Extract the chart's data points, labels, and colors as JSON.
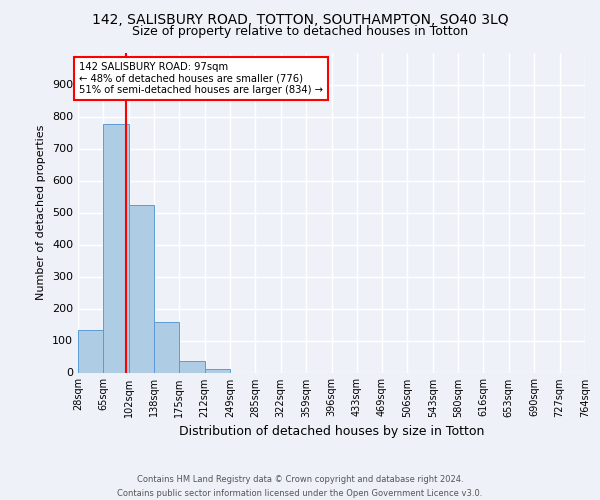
{
  "title": "142, SALISBURY ROAD, TOTTON, SOUTHAMPTON, SO40 3LQ",
  "subtitle": "Size of property relative to detached houses in Totton",
  "xlabel": "Distribution of detached houses by size in Totton",
  "ylabel": "Number of detached properties",
  "footer_line1": "Contains HM Land Registry data © Crown copyright and database right 2024.",
  "footer_line2": "Contains public sector information licensed under the Open Government Licence v3.0.",
  "bar_edges": [
    28,
    65,
    102,
    138,
    175,
    212,
    249,
    285,
    322,
    359,
    396,
    433,
    469,
    506,
    543,
    580,
    616,
    653,
    690,
    727,
    764
  ],
  "bar_heights": [
    133,
    776,
    525,
    158,
    37,
    10,
    0,
    0,
    0,
    0,
    0,
    0,
    0,
    0,
    0,
    0,
    0,
    0,
    0,
    0
  ],
  "bar_color": "#aecde4",
  "bar_edgecolor": "#5b9bd5",
  "vline_x": 97,
  "vline_color": "red",
  "annotation_text": "142 SALISBURY ROAD: 97sqm\n← 48% of detached houses are smaller (776)\n51% of semi-detached houses are larger (834) →",
  "annotation_box_color": "white",
  "annotation_box_edgecolor": "red",
  "ylim": [
    0,
    1000
  ],
  "yticks": [
    0,
    100,
    200,
    300,
    400,
    500,
    600,
    700,
    800,
    900
  ],
  "background_color": "#eef2f8",
  "plot_background_color": "#eef2f8",
  "grid_color": "white",
  "title_fontsize": 10,
  "subtitle_fontsize": 9
}
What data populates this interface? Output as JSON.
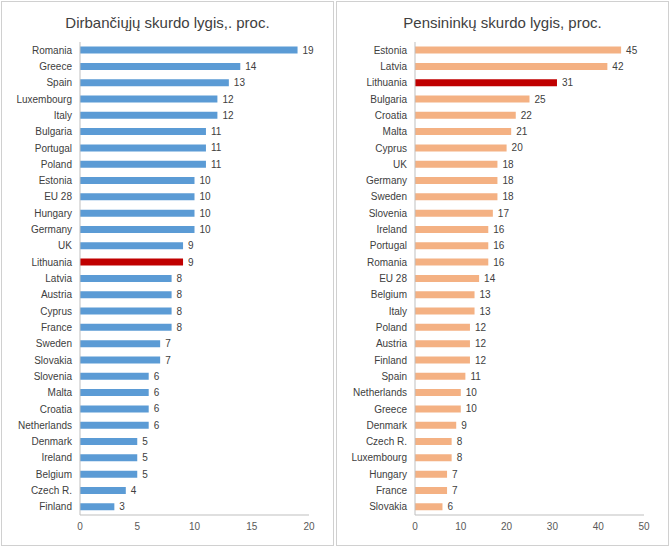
{
  "chart_data": [
    {
      "type": "bar",
      "title": "Dirbančiųjų skurdo lygis,. proc.",
      "orientation": "horizontal",
      "data_labels": true,
      "grid": false,
      "categories": [
        "Romania",
        "Greece",
        "Spain",
        "Luxembourg",
        "Italy",
        "Bulgaria",
        "Portugal",
        "Poland",
        "Estonia",
        "EU 28",
        "Hungary",
        "Germany",
        "UK",
        "Lithuania",
        "Latvia",
        "Austria",
        "Cyprus",
        "France",
        "Sweden",
        "Slovakia",
        "Slovenia",
        "Malta",
        "Croatia",
        "Netherlands",
        "Denmark",
        "Ireland",
        "Belgium",
        "Czech R.",
        "Finland"
      ],
      "values": [
        19,
        14,
        13,
        12,
        12,
        11,
        11,
        11,
        10,
        10,
        10,
        10,
        9,
        9,
        8,
        8,
        8,
        8,
        7,
        7,
        6,
        6,
        6,
        6,
        5,
        5,
        5,
        4,
        3
      ],
      "colors": [
        "#5b9bd5",
        "#5b9bd5",
        "#5b9bd5",
        "#5b9bd5",
        "#5b9bd5",
        "#5b9bd5",
        "#5b9bd5",
        "#5b9bd5",
        "#5b9bd5",
        "#5b9bd5",
        "#5b9bd5",
        "#5b9bd5",
        "#5b9bd5",
        "#c00000",
        "#5b9bd5",
        "#5b9bd5",
        "#5b9bd5",
        "#5b9bd5",
        "#5b9bd5",
        "#5b9bd5",
        "#5b9bd5",
        "#5b9bd5",
        "#5b9bd5",
        "#5b9bd5",
        "#5b9bd5",
        "#5b9bd5",
        "#5b9bd5",
        "#5b9bd5",
        "#5b9bd5"
      ],
      "xlim": [
        0,
        20
      ],
      "xticks": [
        0,
        5,
        10,
        15,
        20
      ]
    },
    {
      "type": "bar",
      "title": "Pensininkų skurdo lygis, proc.",
      "orientation": "horizontal",
      "data_labels": true,
      "grid": false,
      "categories": [
        "Estonia",
        "Latvia",
        "Lithuania",
        "Bulgaria",
        "Croatia",
        "Malta",
        "Cyprus",
        "UK",
        "Germany",
        "Sweden",
        "Slovenia",
        "Ireland",
        "Portugal",
        "Romania",
        "EU 28",
        "Belgium",
        "Italy",
        "Poland",
        "Austria",
        "Finland",
        "Spain",
        "Netherlands",
        "Greece",
        "Denmark",
        "Czech R.",
        "Luxembourg",
        "Hungary",
        "France",
        "Slovakia"
      ],
      "values": [
        45,
        42,
        31,
        25,
        22,
        21,
        20,
        18,
        18,
        18,
        17,
        16,
        16,
        16,
        14,
        13,
        13,
        12,
        12,
        12,
        11,
        10,
        10,
        9,
        8,
        8,
        7,
        7,
        6
      ],
      "colors": [
        "#f4b183",
        "#f4b183",
        "#c00000",
        "#f4b183",
        "#f4b183",
        "#f4b183",
        "#f4b183",
        "#f4b183",
        "#f4b183",
        "#f4b183",
        "#f4b183",
        "#f4b183",
        "#f4b183",
        "#f4b183",
        "#f4b183",
        "#f4b183",
        "#f4b183",
        "#f4b183",
        "#f4b183",
        "#f4b183",
        "#f4b183",
        "#f4b183",
        "#f4b183",
        "#f4b183",
        "#f4b183",
        "#f4b183",
        "#f4b183",
        "#f4b183",
        "#f4b183"
      ],
      "xlim": [
        0,
        50
      ],
      "xticks": [
        0,
        10,
        20,
        30,
        40,
        50
      ]
    }
  ]
}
○ ○ ○ ○
TO BE DONE: Within the listing above, copy each line that has the string "Contains".

TASK SOLUTION:
  "footer_line1": "Contains HM Land Registry data © Crown copyright and database right 2024.",
  "footer_line2": "Contains public sector information licensed under the Open Government Licence v3.0.",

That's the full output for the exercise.